Every entry must be duplicated precisely as written.
[begin Source material]
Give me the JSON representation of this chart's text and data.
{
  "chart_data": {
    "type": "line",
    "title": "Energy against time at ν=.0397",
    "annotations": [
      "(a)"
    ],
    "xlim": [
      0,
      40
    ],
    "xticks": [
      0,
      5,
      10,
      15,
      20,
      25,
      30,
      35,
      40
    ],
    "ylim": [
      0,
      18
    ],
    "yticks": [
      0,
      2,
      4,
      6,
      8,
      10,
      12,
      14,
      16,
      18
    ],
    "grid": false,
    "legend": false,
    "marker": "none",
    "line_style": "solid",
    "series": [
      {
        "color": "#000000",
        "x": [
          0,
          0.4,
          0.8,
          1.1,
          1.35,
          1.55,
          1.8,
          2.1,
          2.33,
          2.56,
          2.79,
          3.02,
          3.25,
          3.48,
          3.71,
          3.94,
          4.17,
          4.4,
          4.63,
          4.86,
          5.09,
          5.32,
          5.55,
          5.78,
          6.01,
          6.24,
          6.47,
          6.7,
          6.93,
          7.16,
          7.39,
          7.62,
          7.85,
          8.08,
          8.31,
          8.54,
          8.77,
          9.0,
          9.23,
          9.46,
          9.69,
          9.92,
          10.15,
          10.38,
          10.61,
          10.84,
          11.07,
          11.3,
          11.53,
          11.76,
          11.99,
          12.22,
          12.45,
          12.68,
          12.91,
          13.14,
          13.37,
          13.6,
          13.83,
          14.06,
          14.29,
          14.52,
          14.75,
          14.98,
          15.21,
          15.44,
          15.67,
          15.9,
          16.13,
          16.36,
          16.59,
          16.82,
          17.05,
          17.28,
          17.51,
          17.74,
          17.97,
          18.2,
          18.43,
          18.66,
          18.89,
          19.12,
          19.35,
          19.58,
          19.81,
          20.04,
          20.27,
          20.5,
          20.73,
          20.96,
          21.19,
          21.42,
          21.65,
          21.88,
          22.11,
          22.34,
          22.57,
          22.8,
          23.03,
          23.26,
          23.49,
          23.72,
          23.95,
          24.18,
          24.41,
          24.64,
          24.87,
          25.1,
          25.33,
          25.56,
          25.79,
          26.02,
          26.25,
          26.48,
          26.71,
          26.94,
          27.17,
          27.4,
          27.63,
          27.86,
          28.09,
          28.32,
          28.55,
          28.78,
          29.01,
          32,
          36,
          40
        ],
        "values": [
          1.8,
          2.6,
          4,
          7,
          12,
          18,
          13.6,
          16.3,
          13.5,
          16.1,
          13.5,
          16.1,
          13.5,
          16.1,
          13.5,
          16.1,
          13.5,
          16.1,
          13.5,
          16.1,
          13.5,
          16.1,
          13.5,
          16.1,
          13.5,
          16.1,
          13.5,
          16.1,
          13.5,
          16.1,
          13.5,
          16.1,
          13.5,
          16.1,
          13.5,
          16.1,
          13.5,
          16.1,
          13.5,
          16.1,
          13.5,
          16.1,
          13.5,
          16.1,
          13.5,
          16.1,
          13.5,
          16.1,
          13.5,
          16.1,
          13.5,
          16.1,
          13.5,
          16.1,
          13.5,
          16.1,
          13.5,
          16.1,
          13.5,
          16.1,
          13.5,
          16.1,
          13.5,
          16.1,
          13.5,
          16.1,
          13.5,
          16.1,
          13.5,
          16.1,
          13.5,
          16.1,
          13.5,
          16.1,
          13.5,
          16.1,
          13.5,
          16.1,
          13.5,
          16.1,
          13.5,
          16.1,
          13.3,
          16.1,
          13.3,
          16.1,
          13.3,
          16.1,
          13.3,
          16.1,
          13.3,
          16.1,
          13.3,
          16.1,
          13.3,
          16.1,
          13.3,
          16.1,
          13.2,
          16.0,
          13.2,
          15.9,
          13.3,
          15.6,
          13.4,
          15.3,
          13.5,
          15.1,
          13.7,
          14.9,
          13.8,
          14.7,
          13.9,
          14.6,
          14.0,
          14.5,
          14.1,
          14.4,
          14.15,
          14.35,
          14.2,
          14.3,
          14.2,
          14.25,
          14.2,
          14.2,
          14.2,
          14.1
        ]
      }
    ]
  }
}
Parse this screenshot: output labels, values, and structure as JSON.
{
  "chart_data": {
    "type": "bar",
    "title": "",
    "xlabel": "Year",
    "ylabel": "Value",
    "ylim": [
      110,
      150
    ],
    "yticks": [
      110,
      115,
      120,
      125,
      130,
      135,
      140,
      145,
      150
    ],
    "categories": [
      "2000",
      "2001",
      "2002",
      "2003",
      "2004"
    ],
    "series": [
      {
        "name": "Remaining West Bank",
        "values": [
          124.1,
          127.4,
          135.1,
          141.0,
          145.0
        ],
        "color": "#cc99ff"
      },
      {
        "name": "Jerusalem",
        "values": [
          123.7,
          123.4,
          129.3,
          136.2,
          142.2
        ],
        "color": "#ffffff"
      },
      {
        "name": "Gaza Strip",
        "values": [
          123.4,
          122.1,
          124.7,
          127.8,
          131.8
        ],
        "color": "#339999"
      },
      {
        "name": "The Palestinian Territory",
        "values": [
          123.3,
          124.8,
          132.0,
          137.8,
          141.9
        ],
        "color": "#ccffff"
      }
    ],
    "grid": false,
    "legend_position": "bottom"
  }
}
[end Source material]
● Task solution:
Give me the JSON representation of this chart's text and data.
{
  "chart_data": {
    "type": "line",
    "title": "Energy against time at ν=.0397",
    "annotations": [
      "(a)"
    ],
    "xlim": [
      0,
      40
    ],
    "xticks": [
      0,
      5,
      10,
      15,
      20,
      25,
      30,
      35,
      40
    ],
    "ylim": [
      0,
      18
    ],
    "yticks": [
      0,
      2,
      4,
      6,
      8,
      10,
      12,
      14,
      16,
      18
    ],
    "grid": false,
    "legend": false,
    "marker": "none",
    "line_style": "solid",
    "series": [
      {
        "color": "#000000",
        "x": [
          0,
          0.4,
          0.8,
          1.1,
          1.35,
          1.55,
          1.8,
          2.1,
          2.33,
          2.56,
          2.79,
          3.02,
          3.25,
          3.48,
          3.71,
          3.94,
          4.17,
          4.4,
          4.63,
          4.86,
          5.09,
          5.32,
          5.55,
          5.78,
          6.01,
          6.24,
          6.47,
          6.7,
          6.93,
          7.16,
          7.39,
          7.62,
          7.85,
          8.08,
          8.31,
          8.54,
          8.77,
          9.0,
          9.23,
          9.46,
          9.69,
          9.92,
          10.15,
          10.38,
          10.61,
          10.84,
          11.07,
          11.3,
          11.53,
          11.76,
          11.99,
          12.22,
          12.45,
          12.68,
          12.91,
          13.14,
          13.37,
          13.6,
          13.83,
          14.06,
          14.29,
          14.52,
          14.75,
          14.98,
          15.21,
          15.44,
          15.67,
          15.9,
          16.13,
          16.36,
          16.59,
          16.82,
          17.05,
          17.28,
          17.51,
          17.74,
          17.97,
          18.2,
          18.43,
          18.66,
          18.89,
          19.12,
          19.35,
          19.58,
          19.81,
          20.04,
          20.27,
          20.5,
          20.73,
          20.96,
          21.19,
          21.42,
          21.65,
          21.88,
          22.11,
          22.34,
          22.57,
          22.8,
          23.03,
          23.26,
          23.49,
          23.72,
          23.95,
          24.18,
          24.41,
          24.64,
          24.87,
          25.1,
          25.33,
          25.56,
          25.79,
          26.02,
          26.25,
          26.48,
          26.71,
          26.94,
          27.17,
          27.4,
          27.63,
          27.86,
          28.09,
          28.32,
          28.55,
          28.78,
          29.01,
          32,
          36,
          40
        ],
        "values": [
          1.8,
          2.6,
          4,
          7,
          12,
          18,
          13.6,
          16.3,
          13.5,
          16.1,
          13.5,
          16.1,
          13.5,
          16.1,
          13.5,
          16.1,
          13.5,
          16.1,
          13.5,
          16.1,
          13.5,
          16.1,
          13.5,
          16.1,
          13.5,
          16.1,
          13.5,
          16.1,
          13.5,
          16.1,
          13.5,
          16.1,
          13.5,
          16.1,
          13.5,
          16.1,
          13.5,
          16.1,
          13.5,
          16.1,
          13.5,
          16.1,
          13.5,
          16.1,
          13.5,
          16.1,
          13.5,
          16.1,
          13.5,
          16.1,
          13.5,
          16.1,
          13.5,
          16.1,
          13.5,
          16.1,
          13.5,
          16.1,
          13.5,
          16.1,
          13.5,
          16.1,
          13.5,
          16.1,
          13.5,
          16.1,
          13.5,
          16.1,
          13.5,
          16.1,
          13.5,
          16.1,
          13.5,
          16.1,
          13.5,
          16.1,
          13.5,
          16.1,
          13.5,
          16.1,
          13.5,
          16.1,
          13.3,
          16.1,
          13.3,
          16.1,
          13.3,
          16.1,
          13.3,
          16.1,
          13.3,
          16.1,
          13.3,
          16.1,
          13.3,
          16.1,
          13.3,
          16.1,
          13.2,
          16.0,
          13.2,
          15.9,
          13.3,
          15.6,
          13.4,
          15.3,
          13.5,
          15.1,
          13.7,
          14.9,
          13.8,
          14.7,
          13.9,
          14.6,
          14.0,
          14.5,
          14.1,
          14.4,
          14.15,
          14.35,
          14.2,
          14.3,
          14.2,
          14.25,
          14.2,
          14.2,
          14.2,
          14.1
        ]
      }
    ]
  }
}
Parse this screenshot: output labels, values, and structure as JSON.
{
  "chart_data": {
    "type": "bar",
    "title": "",
    "xlabel": "Year",
    "ylabel": "Value",
    "ylim": [
      110,
      150
    ],
    "yticks": [
      110,
      115,
      120,
      125,
      130,
      135,
      140,
      145,
      150
    ],
    "categories": [
      "2000",
      "2001",
      "2002",
      "2003",
      "2004"
    ],
    "series": [
      {
        "name": "Remaining West Bank",
        "values": [
          124.1,
          127.4,
          135.1,
          141.0,
          145.0
        ],
        "color": "#cc99ff"
      },
      {
        "name": "Jerusalem",
        "values": [
          123.7,
          123.4,
          129.3,
          136.2,
          142.2
        ],
        "color": "#ffffff"
      },
      {
        "name": "Gaza Strip",
        "values": [
          123.4,
          122.1,
          124.7,
          127.8,
          131.8
        ],
        "color": "#339999"
      },
      {
        "name": "The Palestinian Territory",
        "values": [
          123.3,
          124.8,
          132.0,
          137.8,
          141.9
        ],
        "color": "#ccffff"
      }
    ],
    "grid": false,
    "legend_position": "bottom"
  }
}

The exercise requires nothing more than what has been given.